Directive: Write out every line of the material exactly as it appears.

Extracts from a graphics dataset:
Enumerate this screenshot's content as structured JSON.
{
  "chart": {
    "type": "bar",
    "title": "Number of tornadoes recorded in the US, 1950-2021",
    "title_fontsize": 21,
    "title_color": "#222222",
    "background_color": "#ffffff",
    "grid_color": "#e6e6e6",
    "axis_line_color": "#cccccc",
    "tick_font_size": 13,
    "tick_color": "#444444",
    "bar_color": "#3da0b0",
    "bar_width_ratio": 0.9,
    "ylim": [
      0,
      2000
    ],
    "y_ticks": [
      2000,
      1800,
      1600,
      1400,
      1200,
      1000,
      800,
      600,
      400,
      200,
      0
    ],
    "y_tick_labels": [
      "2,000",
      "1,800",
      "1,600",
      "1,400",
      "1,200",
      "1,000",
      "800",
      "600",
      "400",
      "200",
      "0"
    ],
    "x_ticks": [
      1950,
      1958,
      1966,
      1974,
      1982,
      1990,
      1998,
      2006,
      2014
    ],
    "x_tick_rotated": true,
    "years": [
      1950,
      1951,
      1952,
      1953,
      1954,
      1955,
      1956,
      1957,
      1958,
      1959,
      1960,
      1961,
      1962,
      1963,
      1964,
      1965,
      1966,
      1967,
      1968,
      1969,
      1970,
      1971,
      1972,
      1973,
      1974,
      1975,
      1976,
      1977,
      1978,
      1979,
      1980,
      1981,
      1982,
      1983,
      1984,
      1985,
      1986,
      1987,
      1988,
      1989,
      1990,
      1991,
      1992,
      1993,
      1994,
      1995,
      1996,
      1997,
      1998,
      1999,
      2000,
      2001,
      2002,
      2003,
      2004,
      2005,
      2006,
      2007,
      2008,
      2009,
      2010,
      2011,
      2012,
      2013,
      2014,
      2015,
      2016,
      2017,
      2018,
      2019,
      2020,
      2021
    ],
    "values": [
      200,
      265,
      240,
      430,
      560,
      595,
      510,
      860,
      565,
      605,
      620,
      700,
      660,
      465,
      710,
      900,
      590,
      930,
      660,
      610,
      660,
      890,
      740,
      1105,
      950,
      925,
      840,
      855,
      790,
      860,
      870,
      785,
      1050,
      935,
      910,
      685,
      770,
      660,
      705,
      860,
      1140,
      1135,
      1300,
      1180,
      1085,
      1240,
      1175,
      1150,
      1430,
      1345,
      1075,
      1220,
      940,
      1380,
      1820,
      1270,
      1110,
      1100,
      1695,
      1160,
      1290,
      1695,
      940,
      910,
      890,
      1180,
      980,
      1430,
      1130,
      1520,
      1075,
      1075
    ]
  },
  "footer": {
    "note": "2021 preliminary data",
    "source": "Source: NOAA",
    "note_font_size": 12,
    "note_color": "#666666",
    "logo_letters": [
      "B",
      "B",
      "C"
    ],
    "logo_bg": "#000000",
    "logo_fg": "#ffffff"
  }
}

Worked solution:
Enumerate this screenshot's content as structured JSON.
{
  "chart": {
    "type": "bar",
    "title": "Number of tornadoes recorded in the US, 1950-2021",
    "title_fontsize": 21,
    "title_color": "#222222",
    "background_color": "#ffffff",
    "grid_color": "#e6e6e6",
    "axis_line_color": "#cccccc",
    "tick_font_size": 13,
    "tick_color": "#444444",
    "bar_color": "#3da0b0",
    "bar_width_ratio": 0.9,
    "ylim": [
      0,
      2000
    ],
    "y_ticks": [
      2000,
      1800,
      1600,
      1400,
      1200,
      1000,
      800,
      600,
      400,
      200,
      0
    ],
    "y_tick_labels": [
      "2,000",
      "1,800",
      "1,600",
      "1,400",
      "1,200",
      "1,000",
      "800",
      "600",
      "400",
      "200",
      "0"
    ],
    "x_ticks": [
      1950,
      1958,
      1966,
      1974,
      1982,
      1990,
      1998,
      2006,
      2014
    ],
    "x_tick_rotated": true,
    "years": [
      1950,
      1951,
      1952,
      1953,
      1954,
      1955,
      1956,
      1957,
      1958,
      1959,
      1960,
      1961,
      1962,
      1963,
      1964,
      1965,
      1966,
      1967,
      1968,
      1969,
      1970,
      1971,
      1972,
      1973,
      1974,
      1975,
      1976,
      1977,
      1978,
      1979,
      1980,
      1981,
      1982,
      1983,
      1984,
      1985,
      1986,
      1987,
      1988,
      1989,
      1990,
      1991,
      1992,
      1993,
      1994,
      1995,
      1996,
      1997,
      1998,
      1999,
      2000,
      2001,
      2002,
      2003,
      2004,
      2005,
      2006,
      2007,
      2008,
      2009,
      2010,
      2011,
      2012,
      2013,
      2014,
      2015,
      2016,
      2017,
      2018,
      2019,
      2020,
      2021
    ],
    "values": [
      200,
      265,
      240,
      430,
      560,
      595,
      510,
      860,
      565,
      605,
      620,
      700,
      660,
      465,
      710,
      900,
      590,
      930,
      660,
      610,
      660,
      890,
      740,
      1105,
      950,
      925,
      840,
      855,
      790,
      860,
      870,
      785,
      1050,
      935,
      910,
      685,
      770,
      660,
      705,
      860,
      1140,
      1135,
      1300,
      1180,
      1085,
      1240,
      1175,
      1150,
      1430,
      1345,
      1075,
      1220,
      940,
      1380,
      1820,
      1270,
      1110,
      1100,
      1695,
      1160,
      1290,
      1695,
      940,
      910,
      890,
      1180,
      980,
      1430,
      1130,
      1520,
      1075,
      1075
    ]
  },
  "footer": {
    "note": "2021 preliminary data",
    "source": "Source: NOAA",
    "note_font_size": 12,
    "note_color": "#666666",
    "logo_letters": [
      "B",
      "B",
      "C"
    ],
    "logo_bg": "#000000",
    "logo_fg": "#ffffff"
  }
}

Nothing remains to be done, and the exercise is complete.